━━ DATA EXCERPTS

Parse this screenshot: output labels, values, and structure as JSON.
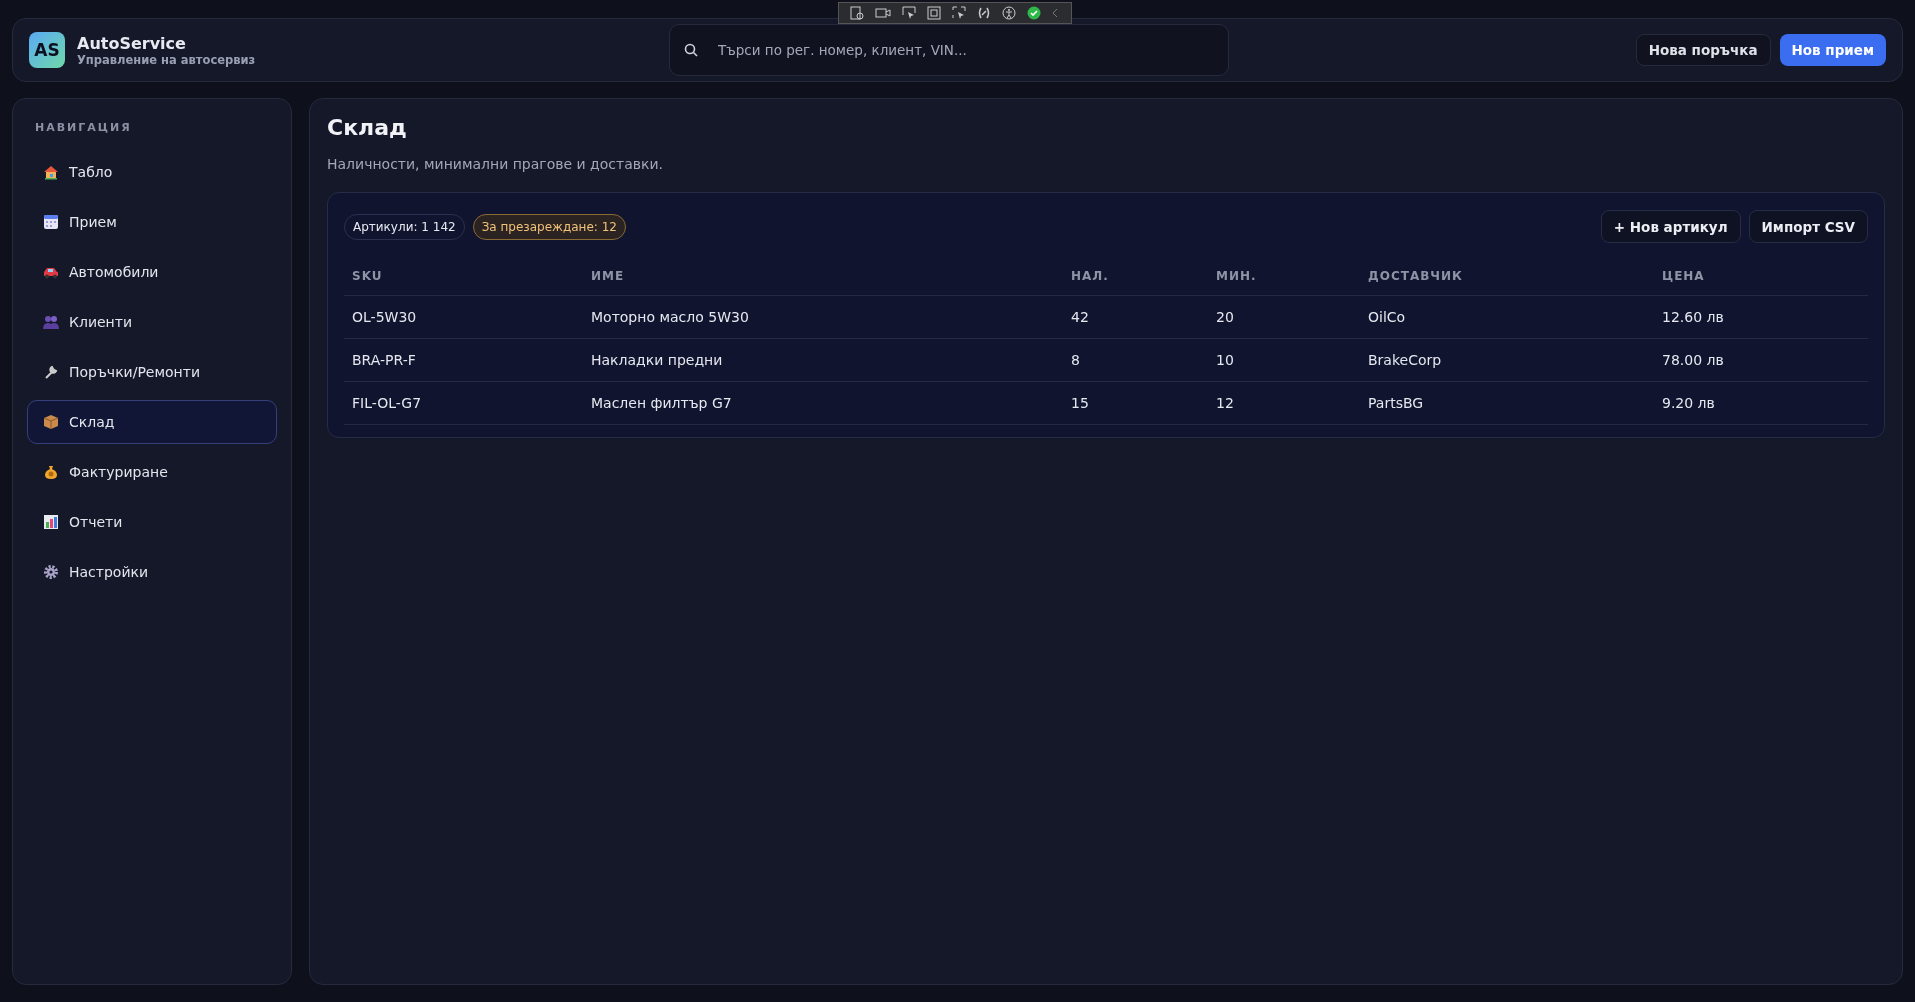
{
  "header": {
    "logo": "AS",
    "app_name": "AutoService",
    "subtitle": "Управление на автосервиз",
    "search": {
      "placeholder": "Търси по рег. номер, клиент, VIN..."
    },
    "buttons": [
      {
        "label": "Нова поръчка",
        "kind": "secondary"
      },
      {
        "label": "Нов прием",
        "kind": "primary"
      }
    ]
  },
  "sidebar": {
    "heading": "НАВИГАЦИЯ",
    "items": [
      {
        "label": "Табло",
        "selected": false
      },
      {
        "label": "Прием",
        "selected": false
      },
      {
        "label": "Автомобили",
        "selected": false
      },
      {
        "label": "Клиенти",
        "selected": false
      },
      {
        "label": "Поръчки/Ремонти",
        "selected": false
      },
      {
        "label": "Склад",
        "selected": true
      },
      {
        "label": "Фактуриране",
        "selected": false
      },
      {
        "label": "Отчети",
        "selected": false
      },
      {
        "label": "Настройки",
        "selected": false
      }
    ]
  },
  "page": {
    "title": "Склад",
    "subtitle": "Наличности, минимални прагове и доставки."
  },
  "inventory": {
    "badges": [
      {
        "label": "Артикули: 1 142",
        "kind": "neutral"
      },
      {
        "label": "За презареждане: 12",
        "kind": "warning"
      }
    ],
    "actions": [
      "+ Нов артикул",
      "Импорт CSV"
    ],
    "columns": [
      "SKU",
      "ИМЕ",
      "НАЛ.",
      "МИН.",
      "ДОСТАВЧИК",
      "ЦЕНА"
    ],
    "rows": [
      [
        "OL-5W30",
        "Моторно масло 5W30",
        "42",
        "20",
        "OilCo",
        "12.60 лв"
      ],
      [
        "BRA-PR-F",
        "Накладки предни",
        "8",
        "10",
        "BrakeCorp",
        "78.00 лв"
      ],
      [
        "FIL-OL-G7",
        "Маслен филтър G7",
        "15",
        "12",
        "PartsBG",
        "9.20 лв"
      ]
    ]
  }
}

━━━━
━━ DATA EXCERPTS

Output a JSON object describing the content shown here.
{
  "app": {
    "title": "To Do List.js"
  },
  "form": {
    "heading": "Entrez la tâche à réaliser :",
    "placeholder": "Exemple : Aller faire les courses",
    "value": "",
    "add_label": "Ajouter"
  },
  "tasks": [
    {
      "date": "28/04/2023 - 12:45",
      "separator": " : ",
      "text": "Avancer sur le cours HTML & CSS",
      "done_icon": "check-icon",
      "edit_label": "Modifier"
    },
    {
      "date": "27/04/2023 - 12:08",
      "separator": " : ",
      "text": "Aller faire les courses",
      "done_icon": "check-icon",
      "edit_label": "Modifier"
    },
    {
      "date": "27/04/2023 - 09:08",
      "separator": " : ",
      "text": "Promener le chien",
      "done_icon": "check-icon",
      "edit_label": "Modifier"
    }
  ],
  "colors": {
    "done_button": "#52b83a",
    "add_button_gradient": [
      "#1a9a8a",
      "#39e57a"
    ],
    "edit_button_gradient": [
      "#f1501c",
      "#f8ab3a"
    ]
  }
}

━━━━

SET TASK. A single figure is required: the number of lines above in which the word "kind" occurs.

RESPONSE BELOW. 4